▶ _WHAT THE TASK ASKS_: Copy all of the material word for word, except for the pictures.

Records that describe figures
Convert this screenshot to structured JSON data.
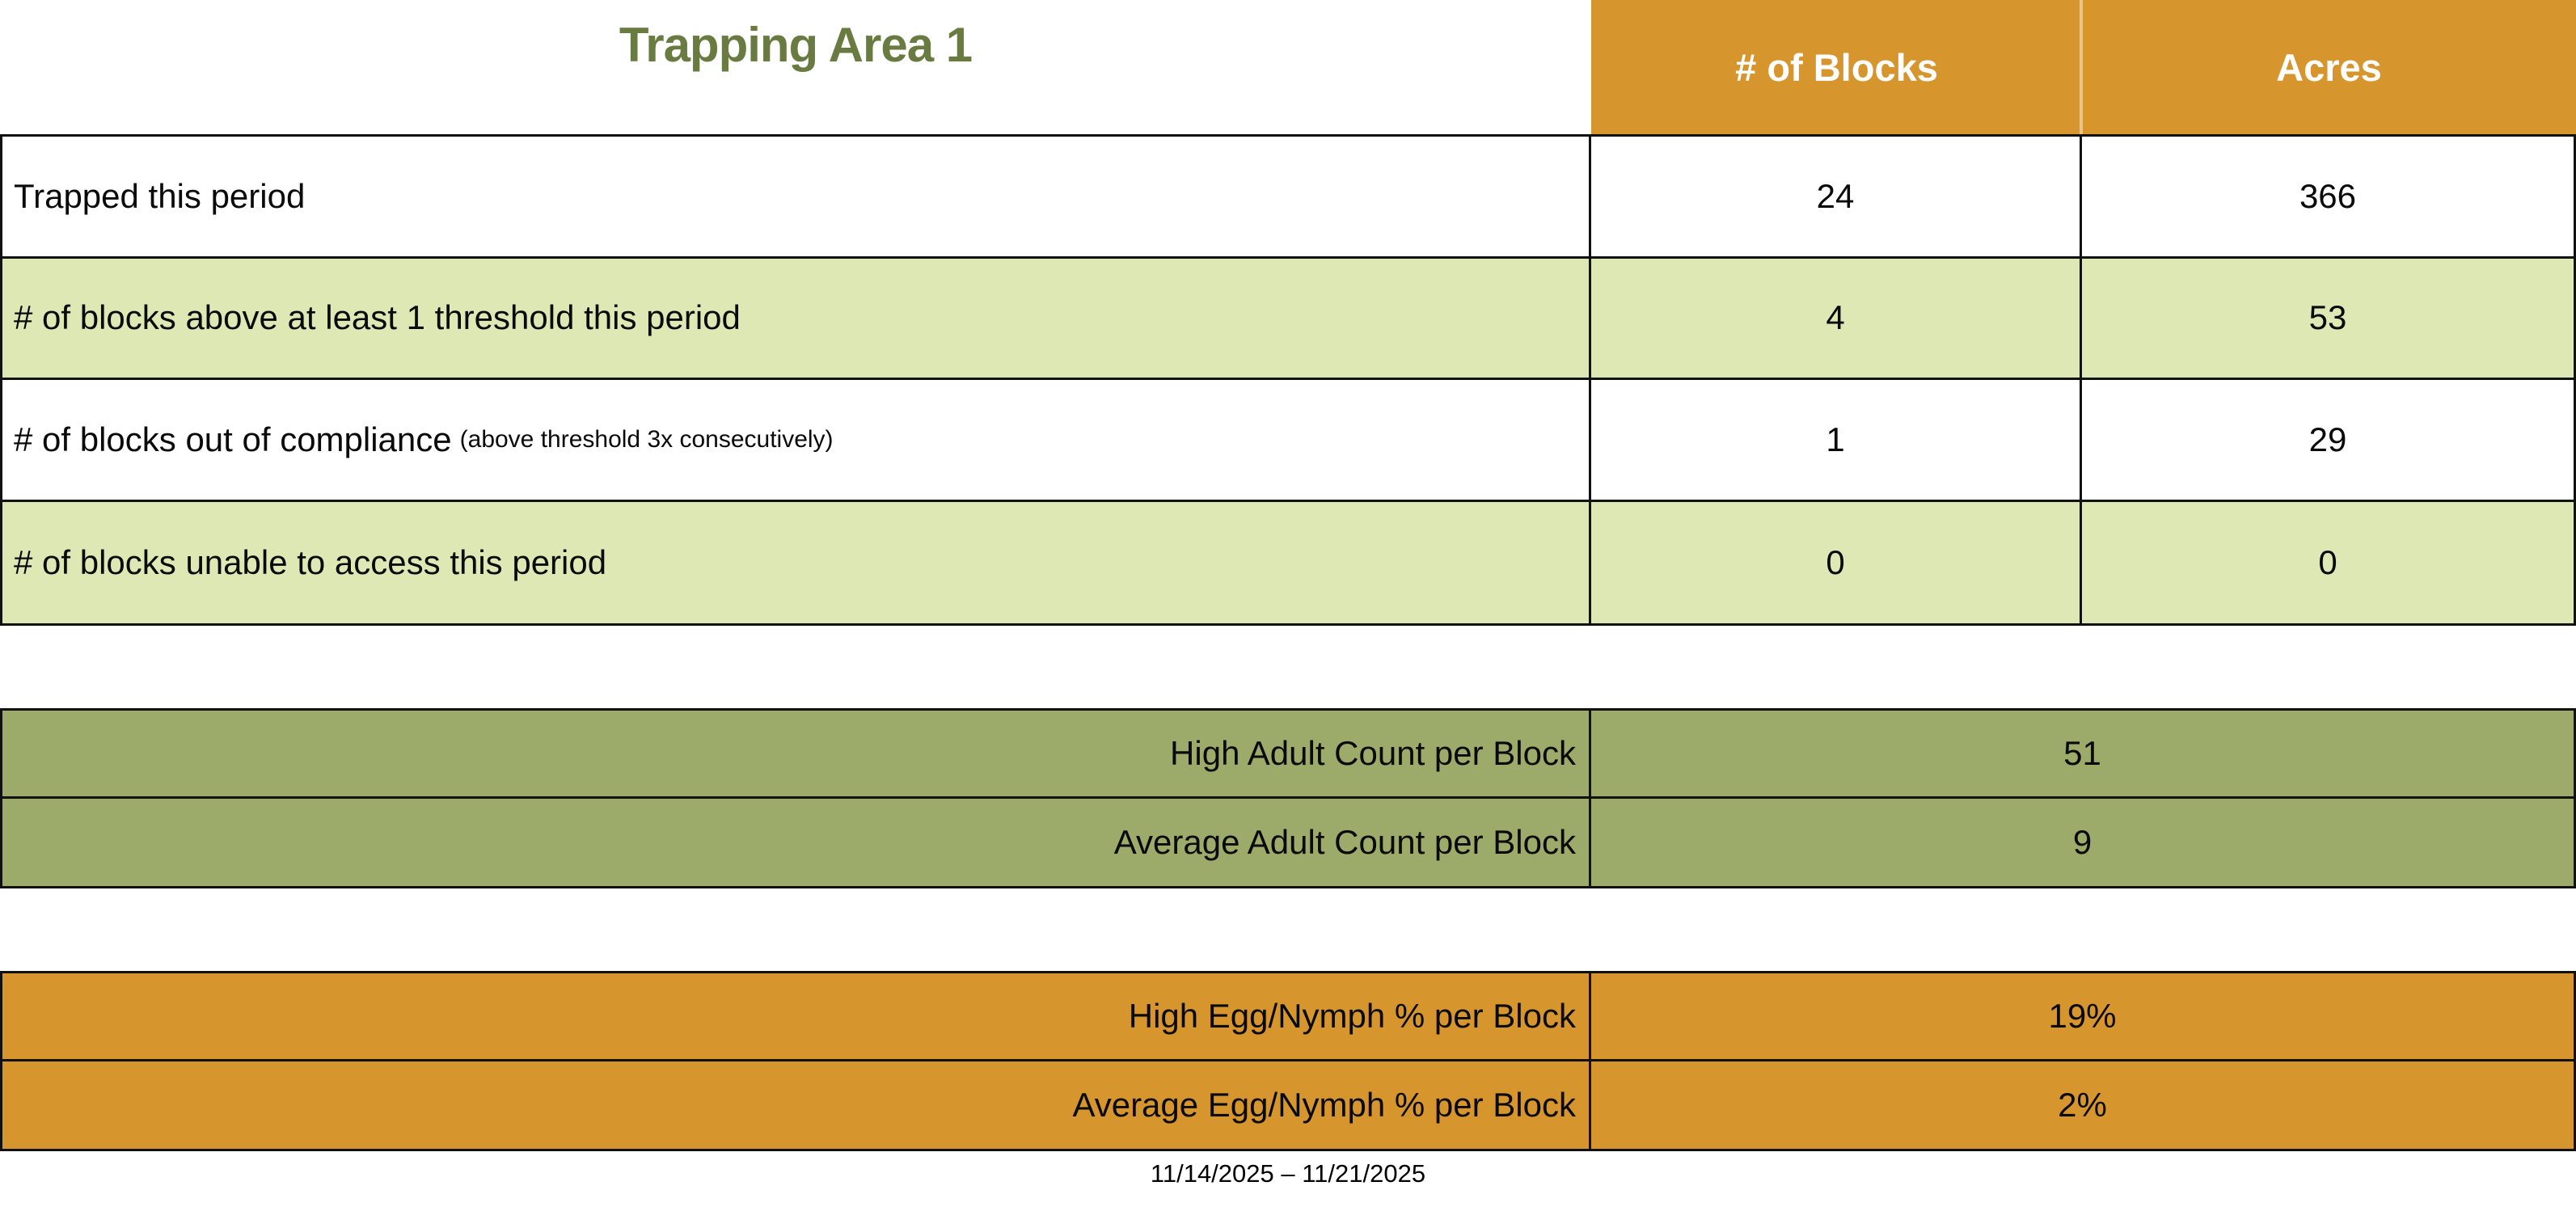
{
  "title": "Trapping Area 1",
  "colors": {
    "accent_orange": "#d6952d",
    "row_light_green": "#dee8b5",
    "table_olive_green": "#9cab6a",
    "title_green": "#6a7b42",
    "header_text": "#ffffff",
    "body_text": "#0a0a0a",
    "border": "#111111"
  },
  "main_table": {
    "columns": {
      "blocks": "# of Blocks",
      "acres": "Acres"
    },
    "rows": [
      {
        "label": "Trapped this period",
        "note": "",
        "blocks": "24",
        "acres": "366"
      },
      {
        "label": "# of blocks above at least 1 threshold this period",
        "note": "",
        "blocks": "4",
        "acres": "53"
      },
      {
        "label": "# of blocks out of compliance",
        "note": "(above threshold 3x consecutively)",
        "blocks": "1",
        "acres": "29"
      },
      {
        "label": "# of blocks unable to access this period",
        "note": "",
        "blocks": "0",
        "acres": "0"
      }
    ]
  },
  "adult_table": {
    "rows": [
      {
        "label": "High Adult Count per Block",
        "value": "51"
      },
      {
        "label": "Average Adult Count per Block",
        "value": "9"
      }
    ]
  },
  "egg_table": {
    "rows": [
      {
        "label": "High Egg/Nymph % per Block",
        "value": "19%"
      },
      {
        "label": "Average Egg/Nymph % per Block",
        "value": "2%"
      }
    ]
  },
  "footer": {
    "date_range": "11/14/2025 – 11/21/2025"
  }
}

▶ _EXERCISE RESULT_:
Convert this screenshot to structured JSON data.
{
  "title": "Trapping Area 1",
  "colors": {
    "accent_orange": "#d6952d",
    "row_light_green": "#dee8b5",
    "table_olive_green": "#9cab6a",
    "title_green": "#6a7b42",
    "header_text": "#ffffff",
    "body_text": "#0a0a0a",
    "border": "#111111"
  },
  "main_table": {
    "columns": {
      "blocks": "# of Blocks",
      "acres": "Acres"
    },
    "rows": [
      {
        "label": "Trapped this period",
        "note": "",
        "blocks": "24",
        "acres": "366"
      },
      {
        "label": "# of blocks above at least 1 threshold this period",
        "note": "",
        "blocks": "4",
        "acres": "53"
      },
      {
        "label": "# of blocks out of compliance",
        "note": "(above threshold 3x consecutively)",
        "blocks": "1",
        "acres": "29"
      },
      {
        "label": "# of blocks unable to access this period",
        "note": "",
        "blocks": "0",
        "acres": "0"
      }
    ]
  },
  "adult_table": {
    "rows": [
      {
        "label": "High Adult Count per Block",
        "value": "51"
      },
      {
        "label": "Average Adult Count per Block",
        "value": "9"
      }
    ]
  },
  "egg_table": {
    "rows": [
      {
        "label": "High Egg/Nymph % per Block",
        "value": "19%"
      },
      {
        "label": "Average Egg/Nymph % per Block",
        "value": "2%"
      }
    ]
  },
  "footer": {
    "date_range": "11/14/2025 – 11/21/2025"
  }
}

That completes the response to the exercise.